In the entries that follow, how many lines hold the string "serial"? Give only that number.

=== Entries shown ===

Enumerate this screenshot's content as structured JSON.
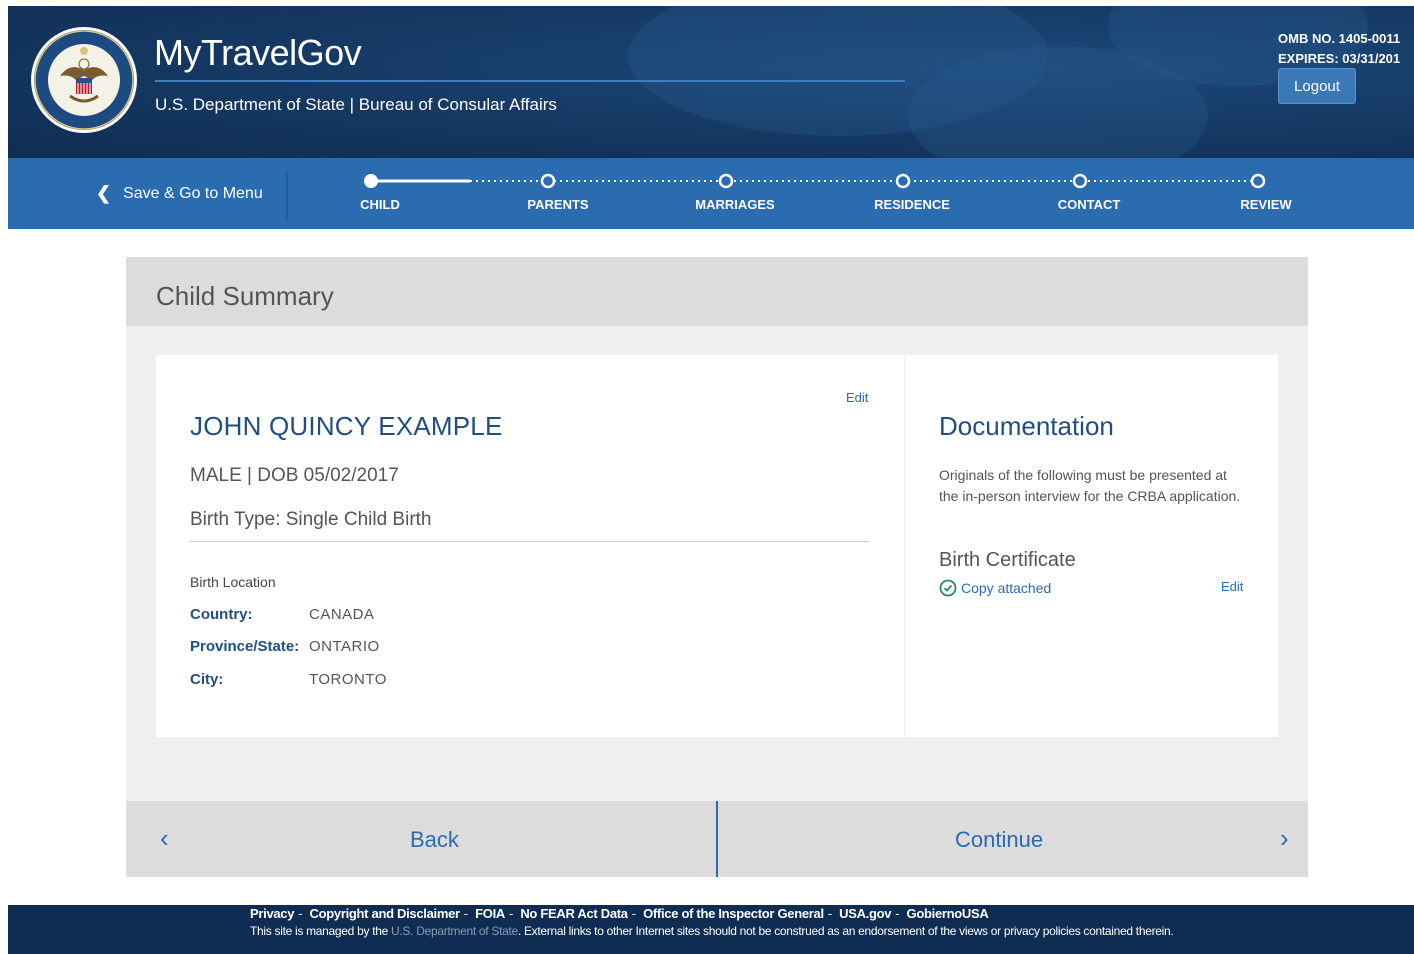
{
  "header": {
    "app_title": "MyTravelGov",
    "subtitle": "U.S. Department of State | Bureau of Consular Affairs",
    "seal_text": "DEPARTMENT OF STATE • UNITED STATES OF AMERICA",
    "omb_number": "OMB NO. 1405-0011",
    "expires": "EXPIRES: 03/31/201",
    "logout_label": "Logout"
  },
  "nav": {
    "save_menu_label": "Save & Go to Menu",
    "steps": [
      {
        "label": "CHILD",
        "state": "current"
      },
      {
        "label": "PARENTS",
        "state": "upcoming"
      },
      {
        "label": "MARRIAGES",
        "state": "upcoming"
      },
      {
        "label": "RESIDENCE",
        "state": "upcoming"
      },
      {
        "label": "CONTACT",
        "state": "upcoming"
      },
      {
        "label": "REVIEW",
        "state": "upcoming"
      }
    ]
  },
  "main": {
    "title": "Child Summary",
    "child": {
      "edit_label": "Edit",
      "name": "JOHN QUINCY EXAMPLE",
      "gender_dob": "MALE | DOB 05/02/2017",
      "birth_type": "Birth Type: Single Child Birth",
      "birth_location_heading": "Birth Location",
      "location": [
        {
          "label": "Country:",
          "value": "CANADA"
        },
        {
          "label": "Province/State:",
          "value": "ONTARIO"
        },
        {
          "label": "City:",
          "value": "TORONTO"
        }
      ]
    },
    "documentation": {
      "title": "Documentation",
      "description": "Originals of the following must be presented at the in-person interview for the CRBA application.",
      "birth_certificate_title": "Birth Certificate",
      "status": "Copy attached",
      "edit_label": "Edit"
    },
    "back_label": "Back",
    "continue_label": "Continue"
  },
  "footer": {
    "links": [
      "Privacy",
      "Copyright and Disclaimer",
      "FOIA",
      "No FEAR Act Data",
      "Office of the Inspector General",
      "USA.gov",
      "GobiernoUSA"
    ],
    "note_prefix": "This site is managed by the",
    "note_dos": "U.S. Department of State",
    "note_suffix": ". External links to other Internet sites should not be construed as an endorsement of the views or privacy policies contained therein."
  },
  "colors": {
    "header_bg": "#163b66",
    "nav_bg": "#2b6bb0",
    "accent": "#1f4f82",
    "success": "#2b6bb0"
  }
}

===
=== Entries shown ===

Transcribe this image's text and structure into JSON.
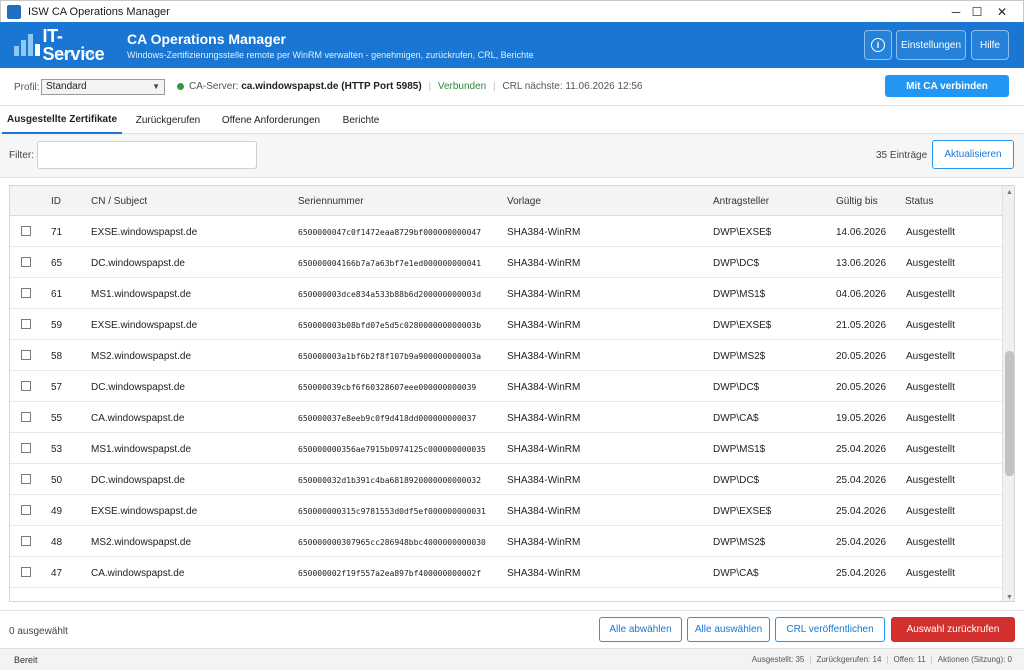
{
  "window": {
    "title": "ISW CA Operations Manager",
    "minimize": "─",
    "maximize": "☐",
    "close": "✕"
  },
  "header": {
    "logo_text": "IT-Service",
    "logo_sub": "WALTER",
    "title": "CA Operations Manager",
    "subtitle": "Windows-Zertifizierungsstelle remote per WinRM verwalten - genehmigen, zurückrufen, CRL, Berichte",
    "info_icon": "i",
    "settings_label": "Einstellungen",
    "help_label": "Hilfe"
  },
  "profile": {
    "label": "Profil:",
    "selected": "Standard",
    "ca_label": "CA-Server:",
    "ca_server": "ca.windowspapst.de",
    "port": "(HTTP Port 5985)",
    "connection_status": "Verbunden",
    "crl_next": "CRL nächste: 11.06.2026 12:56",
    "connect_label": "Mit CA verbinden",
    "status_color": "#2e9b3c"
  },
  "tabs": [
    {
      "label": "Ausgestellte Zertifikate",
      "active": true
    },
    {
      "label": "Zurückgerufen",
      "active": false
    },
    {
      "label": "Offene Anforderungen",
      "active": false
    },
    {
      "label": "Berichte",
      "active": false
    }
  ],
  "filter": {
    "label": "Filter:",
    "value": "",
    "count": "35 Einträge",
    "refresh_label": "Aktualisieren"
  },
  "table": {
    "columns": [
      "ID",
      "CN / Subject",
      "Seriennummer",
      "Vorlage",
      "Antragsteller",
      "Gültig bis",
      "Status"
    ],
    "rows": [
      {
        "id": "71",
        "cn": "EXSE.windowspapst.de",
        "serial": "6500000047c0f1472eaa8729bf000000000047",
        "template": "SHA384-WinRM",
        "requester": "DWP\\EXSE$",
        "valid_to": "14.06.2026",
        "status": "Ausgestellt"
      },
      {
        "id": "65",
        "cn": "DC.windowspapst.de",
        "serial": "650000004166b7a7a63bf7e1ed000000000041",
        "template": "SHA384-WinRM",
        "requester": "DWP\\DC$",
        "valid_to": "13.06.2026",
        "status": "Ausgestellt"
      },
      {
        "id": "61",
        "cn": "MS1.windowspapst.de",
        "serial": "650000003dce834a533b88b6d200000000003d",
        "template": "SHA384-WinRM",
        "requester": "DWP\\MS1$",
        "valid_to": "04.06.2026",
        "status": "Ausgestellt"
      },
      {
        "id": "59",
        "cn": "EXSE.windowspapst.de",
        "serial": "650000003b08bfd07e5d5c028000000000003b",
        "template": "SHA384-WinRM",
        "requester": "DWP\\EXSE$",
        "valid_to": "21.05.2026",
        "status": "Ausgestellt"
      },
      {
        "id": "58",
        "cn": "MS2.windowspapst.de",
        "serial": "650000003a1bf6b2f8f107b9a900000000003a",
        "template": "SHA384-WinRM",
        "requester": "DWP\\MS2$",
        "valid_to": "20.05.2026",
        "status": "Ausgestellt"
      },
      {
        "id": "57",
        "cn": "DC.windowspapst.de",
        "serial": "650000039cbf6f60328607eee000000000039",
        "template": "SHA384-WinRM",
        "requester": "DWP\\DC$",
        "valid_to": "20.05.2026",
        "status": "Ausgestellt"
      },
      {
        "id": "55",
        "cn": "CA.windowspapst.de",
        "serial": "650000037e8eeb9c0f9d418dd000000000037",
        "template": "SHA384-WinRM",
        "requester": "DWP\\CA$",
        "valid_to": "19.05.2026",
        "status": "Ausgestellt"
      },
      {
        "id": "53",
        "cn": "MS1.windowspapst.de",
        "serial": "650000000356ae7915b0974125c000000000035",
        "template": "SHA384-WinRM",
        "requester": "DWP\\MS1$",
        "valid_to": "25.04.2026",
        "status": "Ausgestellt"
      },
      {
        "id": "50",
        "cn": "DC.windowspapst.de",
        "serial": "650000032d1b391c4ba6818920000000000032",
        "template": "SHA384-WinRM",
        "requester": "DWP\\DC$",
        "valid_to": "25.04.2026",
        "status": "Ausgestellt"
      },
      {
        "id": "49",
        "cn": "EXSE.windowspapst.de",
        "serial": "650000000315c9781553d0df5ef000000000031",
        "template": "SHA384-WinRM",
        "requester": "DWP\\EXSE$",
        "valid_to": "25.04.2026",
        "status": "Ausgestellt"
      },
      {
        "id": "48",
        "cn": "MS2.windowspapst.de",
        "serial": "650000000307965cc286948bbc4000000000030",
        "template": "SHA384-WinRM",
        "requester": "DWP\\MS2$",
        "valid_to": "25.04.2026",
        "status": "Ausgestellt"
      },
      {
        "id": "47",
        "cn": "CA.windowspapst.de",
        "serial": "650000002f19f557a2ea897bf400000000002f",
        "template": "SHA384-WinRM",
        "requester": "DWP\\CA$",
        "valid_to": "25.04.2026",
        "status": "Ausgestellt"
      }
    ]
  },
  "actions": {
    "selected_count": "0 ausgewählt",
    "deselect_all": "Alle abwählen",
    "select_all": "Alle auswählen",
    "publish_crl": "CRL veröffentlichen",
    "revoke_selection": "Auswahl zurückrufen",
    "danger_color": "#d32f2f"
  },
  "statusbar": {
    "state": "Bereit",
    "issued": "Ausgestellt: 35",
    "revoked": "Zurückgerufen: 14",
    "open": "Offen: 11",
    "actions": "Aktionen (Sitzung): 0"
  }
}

===

#### Result for this exercise
12